| Written request |
Give only the number of lines that hold the word "Average".
══ Listed entries ══
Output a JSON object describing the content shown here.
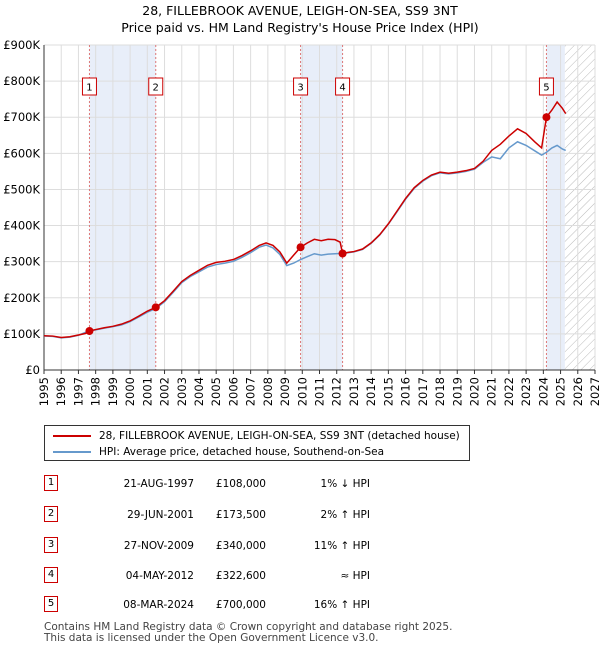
{
  "chart_data": {
    "type": "line",
    "title": "28, FILLEBROOK AVENUE, LEIGH-ON-SEA, SS9 3NT",
    "subtitle": "Price paid vs. HM Land Registry's House Price Index (HPI)",
    "xlim": [
      1995,
      2027
    ],
    "ylim": [
      0,
      900000
    ],
    "x_ticks": [
      "1995",
      "1996",
      "1997",
      "1998",
      "1999",
      "2000",
      "2001",
      "2002",
      "2003",
      "2004",
      "2005",
      "2006",
      "2007",
      "2008",
      "2009",
      "2010",
      "2011",
      "2012",
      "2013",
      "2014",
      "2015",
      "2016",
      "2017",
      "2018",
      "2019",
      "2020",
      "2021",
      "2022",
      "2023",
      "2024",
      "2025",
      "2026",
      "2027"
    ],
    "y_ticks": [
      {
        "value": 0,
        "label": "£0"
      },
      {
        "value": 100000,
        "label": "£100K"
      },
      {
        "value": 200000,
        "label": "£200K"
      },
      {
        "value": 300000,
        "label": "£300K"
      },
      {
        "value": 400000,
        "label": "£400K"
      },
      {
        "value": 500000,
        "label": "£500K"
      },
      {
        "value": 600000,
        "label": "£600K"
      },
      {
        "value": 700000,
        "label": "£700K"
      },
      {
        "value": 800000,
        "label": "£800K"
      },
      {
        "value": 900000,
        "label": "£900K"
      }
    ],
    "forecast_start": 2025.25,
    "series": [
      {
        "name": "28, FILLEBROOK AVENUE, LEIGH-ON-SEA, SS9 3NT (detached house)",
        "color": "#cc0000",
        "points": [
          [
            1995.0,
            95000
          ],
          [
            1995.5,
            94000
          ],
          [
            1996.0,
            90000
          ],
          [
            1996.5,
            92000
          ],
          [
            1997.0,
            97000
          ],
          [
            1997.4,
            101000
          ],
          [
            1997.64,
            108000
          ],
          [
            1998.0,
            112000
          ],
          [
            1998.5,
            117000
          ],
          [
            1999.0,
            121000
          ],
          [
            1999.5,
            127000
          ],
          [
            2000.0,
            136000
          ],
          [
            2000.5,
            149000
          ],
          [
            2001.0,
            163000
          ],
          [
            2001.49,
            173500
          ],
          [
            2002.0,
            192000
          ],
          [
            2002.5,
            218000
          ],
          [
            2003.0,
            245000
          ],
          [
            2003.5,
            262000
          ],
          [
            2004.0,
            276000
          ],
          [
            2004.5,
            290000
          ],
          [
            2005.0,
            298000
          ],
          [
            2005.5,
            301000
          ],
          [
            2006.0,
            306000
          ],
          [
            2006.5,
            317000
          ],
          [
            2007.0,
            330000
          ],
          [
            2007.5,
            345000
          ],
          [
            2007.9,
            352000
          ],
          [
            2008.3,
            345000
          ],
          [
            2008.7,
            327000
          ],
          [
            2009.1,
            296000
          ],
          [
            2009.5,
            318000
          ],
          [
            2009.9,
            340000
          ],
          [
            2010.3,
            352000
          ],
          [
            2010.7,
            362000
          ],
          [
            2011.1,
            358000
          ],
          [
            2011.5,
            362000
          ],
          [
            2011.9,
            361000
          ],
          [
            2012.2,
            354000
          ],
          [
            2012.34,
            322600
          ],
          [
            2012.7,
            326000
          ],
          [
            2013.0,
            328000
          ],
          [
            2013.5,
            335000
          ],
          [
            2014.0,
            352000
          ],
          [
            2014.5,
            375000
          ],
          [
            2015.0,
            405000
          ],
          [
            2015.5,
            440000
          ],
          [
            2016.0,
            475000
          ],
          [
            2016.5,
            505000
          ],
          [
            2017.0,
            525000
          ],
          [
            2017.5,
            540000
          ],
          [
            2018.0,
            548000
          ],
          [
            2018.5,
            545000
          ],
          [
            2019.0,
            548000
          ],
          [
            2019.5,
            552000
          ],
          [
            2020.0,
            558000
          ],
          [
            2020.5,
            578000
          ],
          [
            2021.0,
            608000
          ],
          [
            2021.5,
            625000
          ],
          [
            2022.0,
            648000
          ],
          [
            2022.5,
            668000
          ],
          [
            2023.0,
            655000
          ],
          [
            2023.5,
            632000
          ],
          [
            2023.9,
            615000
          ],
          [
            2024.18,
            700000
          ],
          [
            2024.5,
            720000
          ],
          [
            2024.8,
            742000
          ],
          [
            2025.1,
            725000
          ],
          [
            2025.3,
            710000
          ]
        ]
      },
      {
        "name": "HPI: Average price, detached house, Southend-on-Sea",
        "color": "#6699cc",
        "points": [
          [
            1995.0,
            94000
          ],
          [
            1995.5,
            93000
          ],
          [
            1996.0,
            89000
          ],
          [
            1996.5,
            91000
          ],
          [
            1997.0,
            96000
          ],
          [
            1997.64,
            109000
          ],
          [
            1998.0,
            111000
          ],
          [
            1998.5,
            116000
          ],
          [
            1999.0,
            120000
          ],
          [
            1999.5,
            125000
          ],
          [
            2000.0,
            134000
          ],
          [
            2000.5,
            147000
          ],
          [
            2001.0,
            160000
          ],
          [
            2001.49,
            170000
          ],
          [
            2002.0,
            189000
          ],
          [
            2002.5,
            215000
          ],
          [
            2003.0,
            242000
          ],
          [
            2003.5,
            259000
          ],
          [
            2004.0,
            272000
          ],
          [
            2004.5,
            285000
          ],
          [
            2005.0,
            292000
          ],
          [
            2005.5,
            296000
          ],
          [
            2006.0,
            301000
          ],
          [
            2006.5,
            312000
          ],
          [
            2007.0,
            325000
          ],
          [
            2007.5,
            340000
          ],
          [
            2007.9,
            346000
          ],
          [
            2008.3,
            338000
          ],
          [
            2008.7,
            320000
          ],
          [
            2009.1,
            289000
          ],
          [
            2009.5,
            296000
          ],
          [
            2009.9,
            306000
          ],
          [
            2010.3,
            314000
          ],
          [
            2010.7,
            322000
          ],
          [
            2011.1,
            318000
          ],
          [
            2011.5,
            321000
          ],
          [
            2011.9,
            322000
          ],
          [
            2012.34,
            323000
          ],
          [
            2012.7,
            325000
          ],
          [
            2013.0,
            327000
          ],
          [
            2013.5,
            334000
          ],
          [
            2014.0,
            351000
          ],
          [
            2014.5,
            374000
          ],
          [
            2015.0,
            404000
          ],
          [
            2015.5,
            438000
          ],
          [
            2016.0,
            473000
          ],
          [
            2016.5,
            503000
          ],
          [
            2017.0,
            523000
          ],
          [
            2017.5,
            538000
          ],
          [
            2018.0,
            546000
          ],
          [
            2018.5,
            543000
          ],
          [
            2019.0,
            546000
          ],
          [
            2019.5,
            550000
          ],
          [
            2020.0,
            556000
          ],
          [
            2020.5,
            575000
          ],
          [
            2021.0,
            590000
          ],
          [
            2021.5,
            585000
          ],
          [
            2022.0,
            615000
          ],
          [
            2022.5,
            632000
          ],
          [
            2023.0,
            622000
          ],
          [
            2023.5,
            607000
          ],
          [
            2023.9,
            595000
          ],
          [
            2024.18,
            603000
          ],
          [
            2024.5,
            615000
          ],
          [
            2024.8,
            622000
          ],
          [
            2025.1,
            612000
          ],
          [
            2025.3,
            608000
          ]
        ]
      }
    ],
    "sales": [
      {
        "n": "1",
        "x": 1997.64,
        "price": 108000
      },
      {
        "n": "2",
        "x": 2001.49,
        "price": 173500
      },
      {
        "n": "3",
        "x": 2009.9,
        "price": 340000
      },
      {
        "n": "4",
        "x": 2012.34,
        "price": 322600
      },
      {
        "n": "5",
        "x": 2024.18,
        "price": 700000
      }
    ],
    "shaded_ranges": [
      [
        1997.64,
        2001.49
      ],
      [
        2009.9,
        2012.34
      ],
      [
        2024.18,
        2025.25
      ]
    ]
  },
  "legend": {
    "property_label": "28, FILLEBROOK AVENUE, LEIGH-ON-SEA, SS9 3NT (detached house)",
    "property_color": "#cc0000",
    "hpi_label": "HPI: Average price, detached house, Southend-on-Sea",
    "hpi_color": "#6699cc"
  },
  "sales_table": [
    {
      "n": "1",
      "date": "21-AUG-1997",
      "price": "£108,000",
      "relation": "1% ↓ HPI"
    },
    {
      "n": "2",
      "date": "29-JUN-2001",
      "price": "£173,500",
      "relation": "2% ↑ HPI"
    },
    {
      "n": "3",
      "date": "27-NOV-2009",
      "price": "£340,000",
      "relation": "11% ↑ HPI"
    },
    {
      "n": "4",
      "date": "04-MAY-2012",
      "price": "£322,600",
      "relation": "≈ HPI"
    },
    {
      "n": "5",
      "date": "08-MAR-2024",
      "price": "£700,000",
      "relation": "16% ↑ HPI"
    }
  ],
  "footer": {
    "line1": "Contains HM Land Registry data © Crown copyright and database right 2025.",
    "line2": "This data is licensed under the Open Government Licence v3.0."
  }
}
═══
| Reply |
2